◆ **What is required**:
Count every line that has the word "data". Give the number, without anything more.

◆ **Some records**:
········

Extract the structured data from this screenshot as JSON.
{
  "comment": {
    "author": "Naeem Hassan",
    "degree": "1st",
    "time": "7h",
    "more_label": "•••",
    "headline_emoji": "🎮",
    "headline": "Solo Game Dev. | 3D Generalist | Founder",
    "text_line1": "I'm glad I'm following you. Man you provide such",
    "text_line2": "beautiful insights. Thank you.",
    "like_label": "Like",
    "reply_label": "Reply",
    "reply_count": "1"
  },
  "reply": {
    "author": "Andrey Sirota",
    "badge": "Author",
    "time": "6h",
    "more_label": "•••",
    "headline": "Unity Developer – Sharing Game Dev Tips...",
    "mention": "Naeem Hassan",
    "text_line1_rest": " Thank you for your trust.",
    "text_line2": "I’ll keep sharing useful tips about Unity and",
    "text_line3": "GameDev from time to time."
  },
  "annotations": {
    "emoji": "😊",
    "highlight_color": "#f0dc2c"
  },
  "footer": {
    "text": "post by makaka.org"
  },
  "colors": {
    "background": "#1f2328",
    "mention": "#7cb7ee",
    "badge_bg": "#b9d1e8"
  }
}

········

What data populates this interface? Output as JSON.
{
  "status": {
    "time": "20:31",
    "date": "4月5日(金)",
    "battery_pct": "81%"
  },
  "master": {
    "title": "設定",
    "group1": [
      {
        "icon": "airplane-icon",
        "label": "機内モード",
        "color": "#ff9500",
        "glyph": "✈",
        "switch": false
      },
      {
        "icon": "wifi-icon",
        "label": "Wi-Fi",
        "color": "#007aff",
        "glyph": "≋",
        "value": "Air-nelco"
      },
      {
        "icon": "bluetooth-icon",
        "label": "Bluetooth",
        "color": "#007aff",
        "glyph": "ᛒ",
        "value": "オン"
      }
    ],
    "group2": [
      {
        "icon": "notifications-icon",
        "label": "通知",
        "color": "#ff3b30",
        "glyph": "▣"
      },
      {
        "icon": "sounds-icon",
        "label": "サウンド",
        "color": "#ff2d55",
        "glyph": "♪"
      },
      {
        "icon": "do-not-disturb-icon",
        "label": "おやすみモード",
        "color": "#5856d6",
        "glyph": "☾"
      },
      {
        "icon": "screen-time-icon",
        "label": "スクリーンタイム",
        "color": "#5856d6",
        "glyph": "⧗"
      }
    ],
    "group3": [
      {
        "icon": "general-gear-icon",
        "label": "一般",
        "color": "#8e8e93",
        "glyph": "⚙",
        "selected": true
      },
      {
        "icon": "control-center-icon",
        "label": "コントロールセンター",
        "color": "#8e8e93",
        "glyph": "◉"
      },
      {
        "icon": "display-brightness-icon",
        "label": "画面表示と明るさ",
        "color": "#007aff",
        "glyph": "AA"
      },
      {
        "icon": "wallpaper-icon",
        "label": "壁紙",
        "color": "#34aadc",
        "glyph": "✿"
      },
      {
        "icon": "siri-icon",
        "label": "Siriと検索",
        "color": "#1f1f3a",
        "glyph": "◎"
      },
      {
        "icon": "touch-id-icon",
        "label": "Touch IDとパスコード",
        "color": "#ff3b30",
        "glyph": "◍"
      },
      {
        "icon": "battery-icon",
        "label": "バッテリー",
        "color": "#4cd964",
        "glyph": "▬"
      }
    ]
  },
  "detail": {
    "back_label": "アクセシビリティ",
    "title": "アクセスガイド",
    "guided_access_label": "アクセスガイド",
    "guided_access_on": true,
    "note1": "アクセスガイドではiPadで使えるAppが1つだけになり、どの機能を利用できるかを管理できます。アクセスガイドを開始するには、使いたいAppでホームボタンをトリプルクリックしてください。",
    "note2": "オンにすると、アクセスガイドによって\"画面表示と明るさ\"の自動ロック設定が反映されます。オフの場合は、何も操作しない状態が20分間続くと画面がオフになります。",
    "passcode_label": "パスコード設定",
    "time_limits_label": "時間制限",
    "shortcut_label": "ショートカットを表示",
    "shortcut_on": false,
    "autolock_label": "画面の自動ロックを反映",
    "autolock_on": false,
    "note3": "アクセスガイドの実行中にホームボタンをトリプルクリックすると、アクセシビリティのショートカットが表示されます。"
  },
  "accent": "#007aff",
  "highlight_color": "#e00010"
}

········

◆ **Response to this task**:
2